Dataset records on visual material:

___

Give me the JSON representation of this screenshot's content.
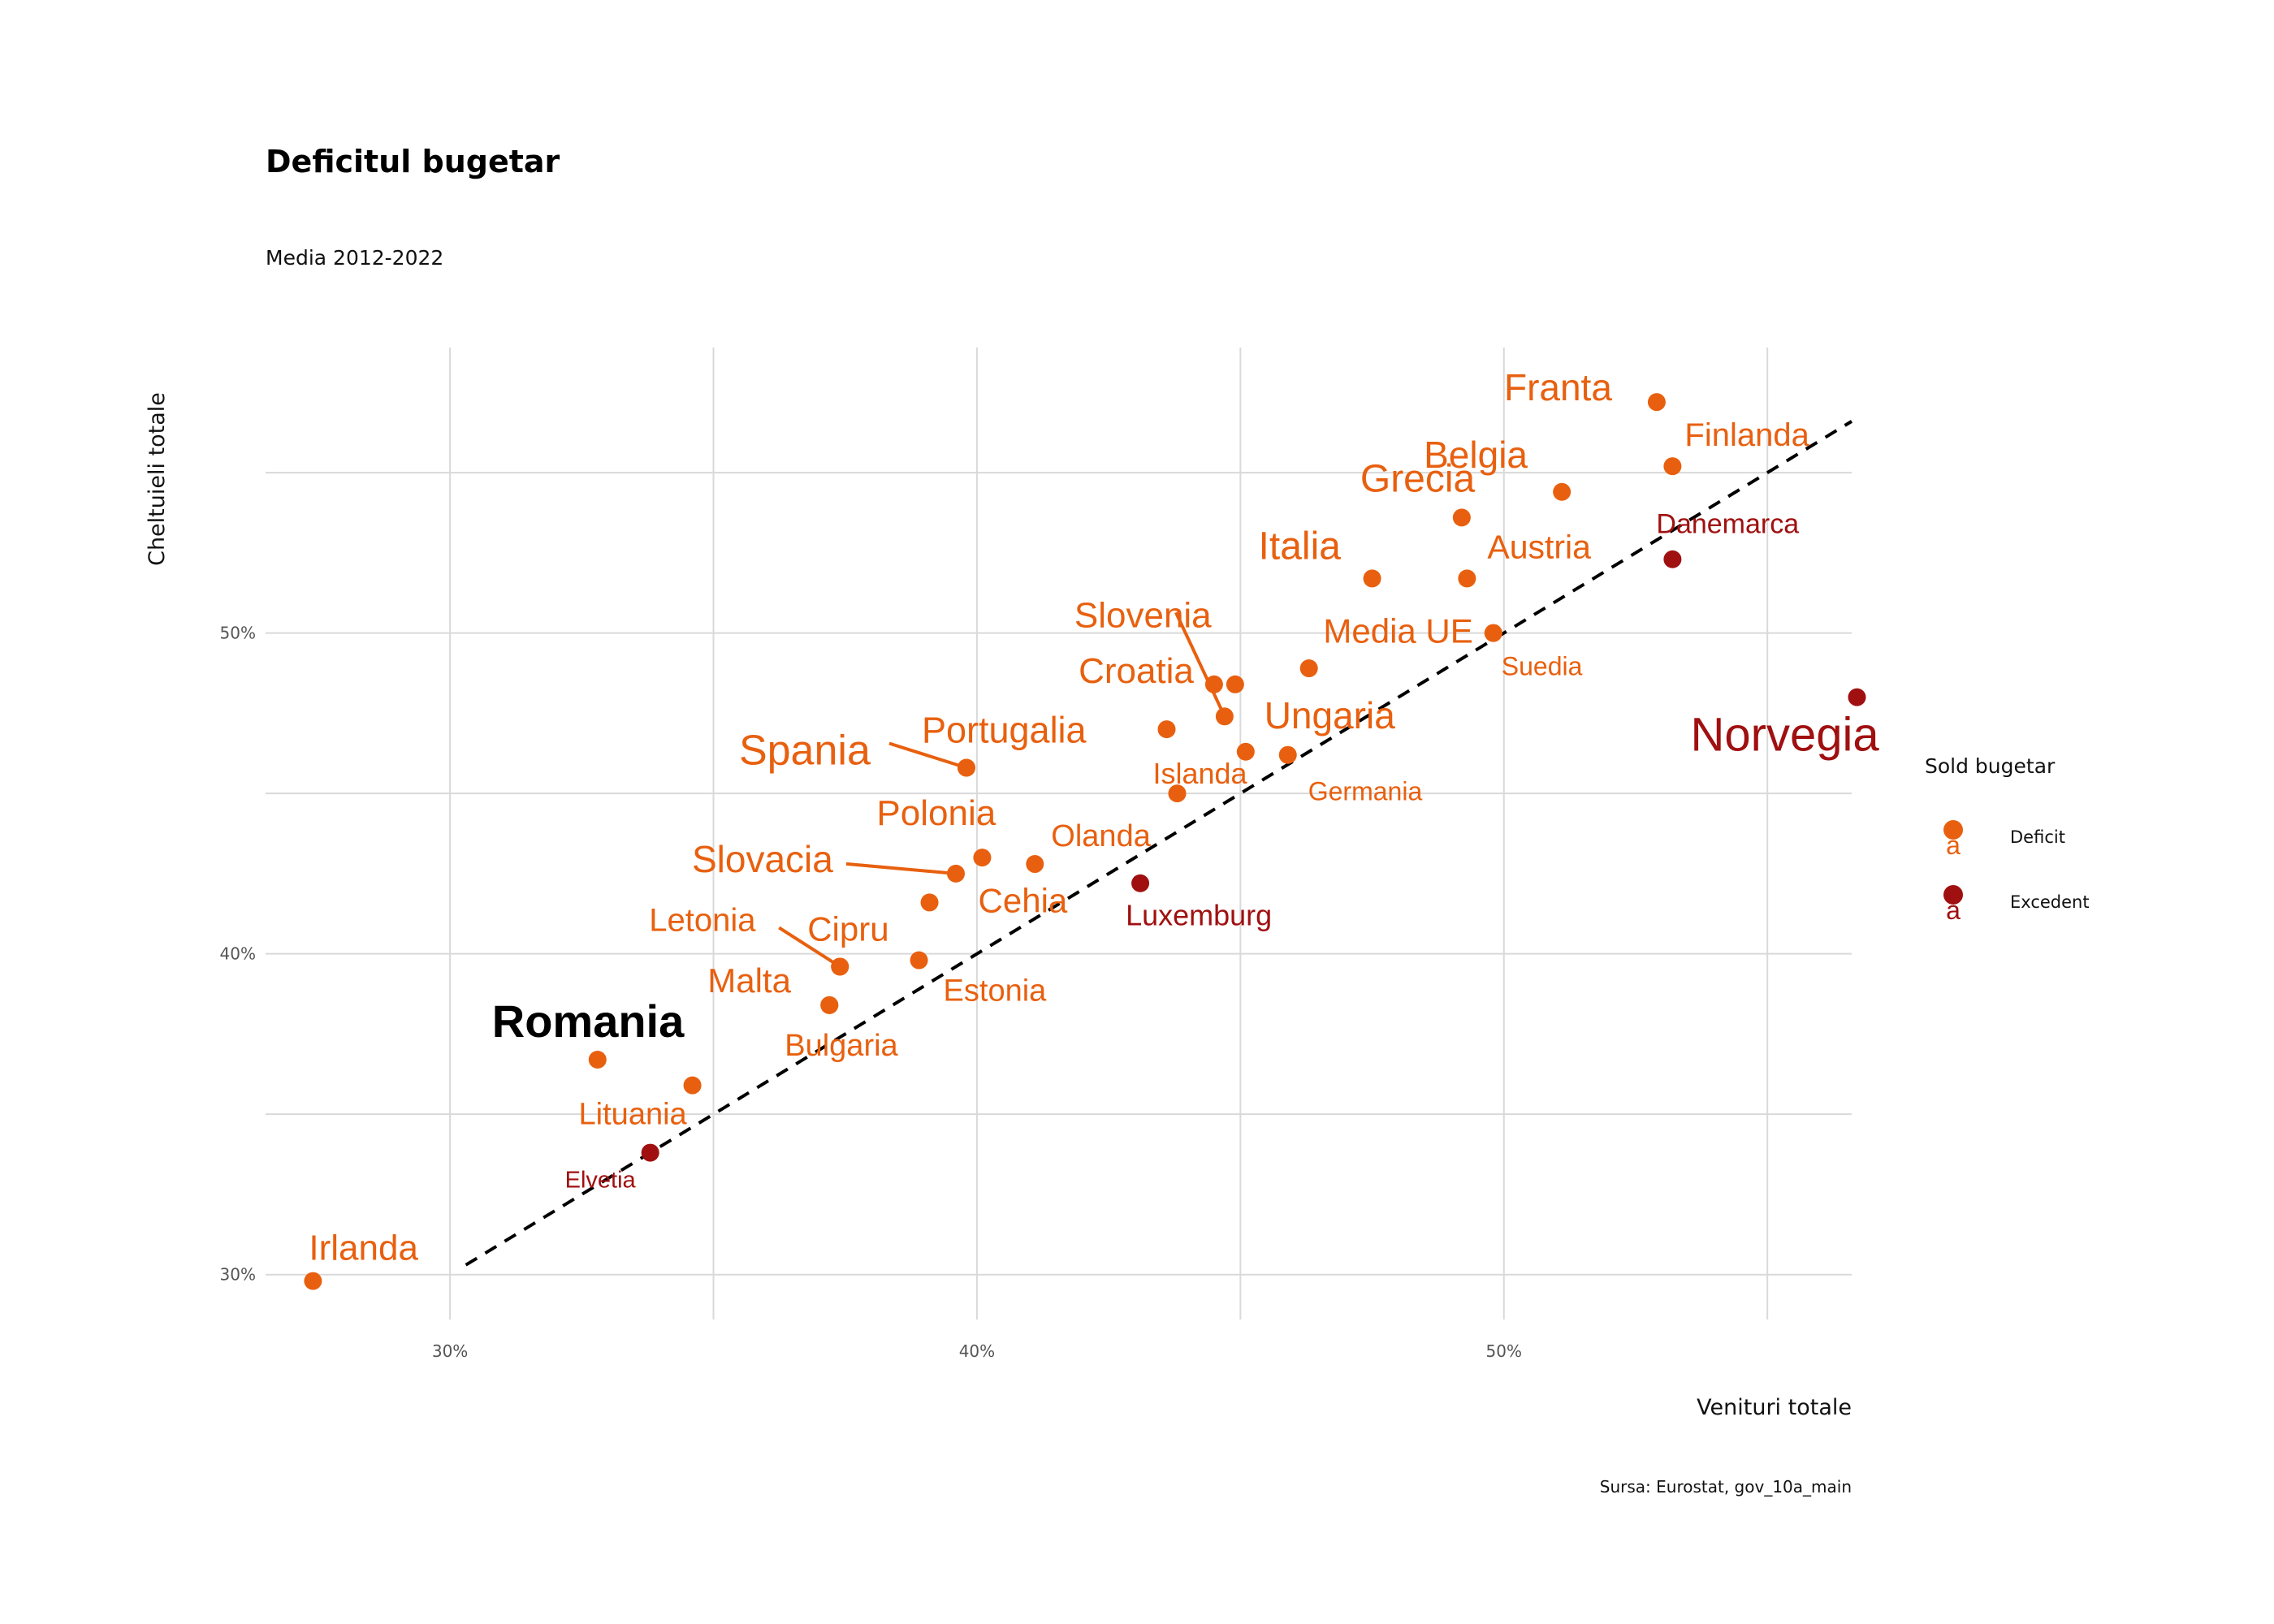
{
  "chart_data": {
    "type": "scatter",
    "title": "Deficitul bugetar",
    "subtitle": "Media 2012-2022",
    "xlabel": "Venituri totale",
    "ylabel": "Cheltuieli totale",
    "caption": "Sursa: Eurostat, gov_10a_main",
    "xlim": [
      26.5,
      56.6
    ],
    "ylim": [
      28.6,
      58.9
    ],
    "x_ticks": [
      30,
      40,
      50
    ],
    "x_tick_labels": [
      "30%",
      "40%",
      "50%"
    ],
    "y_ticks": [
      30,
      40,
      50
    ],
    "y_tick_labels": [
      "30%",
      "40%",
      "50%"
    ],
    "reference_line": "y = x",
    "grid": true,
    "legend": {
      "title": "Sold bugetar",
      "position": "right",
      "glyph": "a",
      "entries": [
        {
          "label": "Deficit",
          "color": "#e8600f"
        },
        {
          "label": "Excedent",
          "color": "#a01010"
        }
      ]
    },
    "points": [
      {
        "label": "Franta",
        "x": 52.9,
        "y": 57.2,
        "group": "Deficit"
      },
      {
        "label": "Finlanda",
        "x": 53.2,
        "y": 55.2,
        "group": "Deficit"
      },
      {
        "label": "Belgia",
        "x": 51.1,
        "y": 54.4,
        "group": "Deficit"
      },
      {
        "label": "Grecia",
        "x": 49.2,
        "y": 53.6,
        "group": "Deficit"
      },
      {
        "label": "Danemarca",
        "x": 53.2,
        "y": 52.3,
        "group": "Excedent"
      },
      {
        "label": "Italia",
        "x": 47.5,
        "y": 51.7,
        "group": "Deficit"
      },
      {
        "label": "Austria",
        "x": 49.3,
        "y": 51.7,
        "group": "Deficit"
      },
      {
        "label": "Media UE",
        "x": 49.8,
        "y": 50.0,
        "group": "Deficit"
      },
      {
        "label": "Suedia",
        "x": 49.8,
        "y": 50.0,
        "group": "Deficit"
      },
      {
        "label": "Norvegia",
        "x": 56.7,
        "y": 48.0,
        "group": "Excedent"
      },
      {
        "label": "Slovenia",
        "x": 44.7,
        "y": 47.4,
        "group": "Deficit"
      },
      {
        "label": "Croatia",
        "x": 44.5,
        "y": 48.4,
        "group": "Deficit"
      },
      {
        "label": "Ungaria",
        "x": 46.3,
        "y": 48.9,
        "group": "Deficit"
      },
      {
        "label": "",
        "x": 44.9,
        "y": 48.4,
        "group": "Deficit"
      },
      {
        "label": "Germania",
        "x": 45.9,
        "y": 46.2,
        "group": "Deficit"
      },
      {
        "label": "",
        "x": 45.1,
        "y": 46.3,
        "group": "Deficit"
      },
      {
        "label": "",
        "x": 43.6,
        "y": 47.0,
        "group": "Deficit"
      },
      {
        "label": "Islanda",
        "x": 43.8,
        "y": 45.0,
        "group": "Deficit"
      },
      {
        "label": "Spania",
        "x": 39.8,
        "y": 45.8,
        "group": "Deficit"
      },
      {
        "label": "Portugalia",
        "x": 39.8,
        "y": 45.8,
        "group": "Deficit"
      },
      {
        "label": "Polonia",
        "x": 40.1,
        "y": 43.0,
        "group": "Deficit"
      },
      {
        "label": "Olanda",
        "x": 41.1,
        "y": 42.8,
        "group": "Deficit"
      },
      {
        "label": "Slovacia",
        "x": 39.6,
        "y": 42.5,
        "group": "Deficit"
      },
      {
        "label": "Luxemburg",
        "x": 43.1,
        "y": 42.2,
        "group": "Excedent"
      },
      {
        "label": "Cehia",
        "x": 39.1,
        "y": 41.6,
        "group": "Deficit"
      },
      {
        "label": "Letonia",
        "x": 37.4,
        "y": 39.6,
        "group": "Deficit"
      },
      {
        "label": "Cipru",
        "x": 37.4,
        "y": 39.6,
        "group": "Deficit"
      },
      {
        "label": "Estonia",
        "x": 38.9,
        "y": 39.8,
        "group": "Deficit"
      },
      {
        "label": "Malta",
        "x": 37.2,
        "y": 38.4,
        "group": "Deficit"
      },
      {
        "label": "Bulgaria",
        "x": 37.2,
        "y": 38.4,
        "group": "Deficit"
      },
      {
        "label": "Romania",
        "x": 32.8,
        "y": 36.7,
        "group": "Deficit"
      },
      {
        "label": "Lituania",
        "x": 34.6,
        "y": 35.9,
        "group": "Deficit"
      },
      {
        "label": "Elvetia",
        "x": 33.8,
        "y": 33.8,
        "group": "Excedent"
      },
      {
        "label": "Irlanda",
        "x": 27.4,
        "y": 29.8,
        "group": "Deficit"
      }
    ]
  }
}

___

# Problem details:
Read the lines above. Gather those in which the string "Media" is found.

# Answer for this exercise:
    "subtitle": "Media 2012-2022",
        "label": "Media UE",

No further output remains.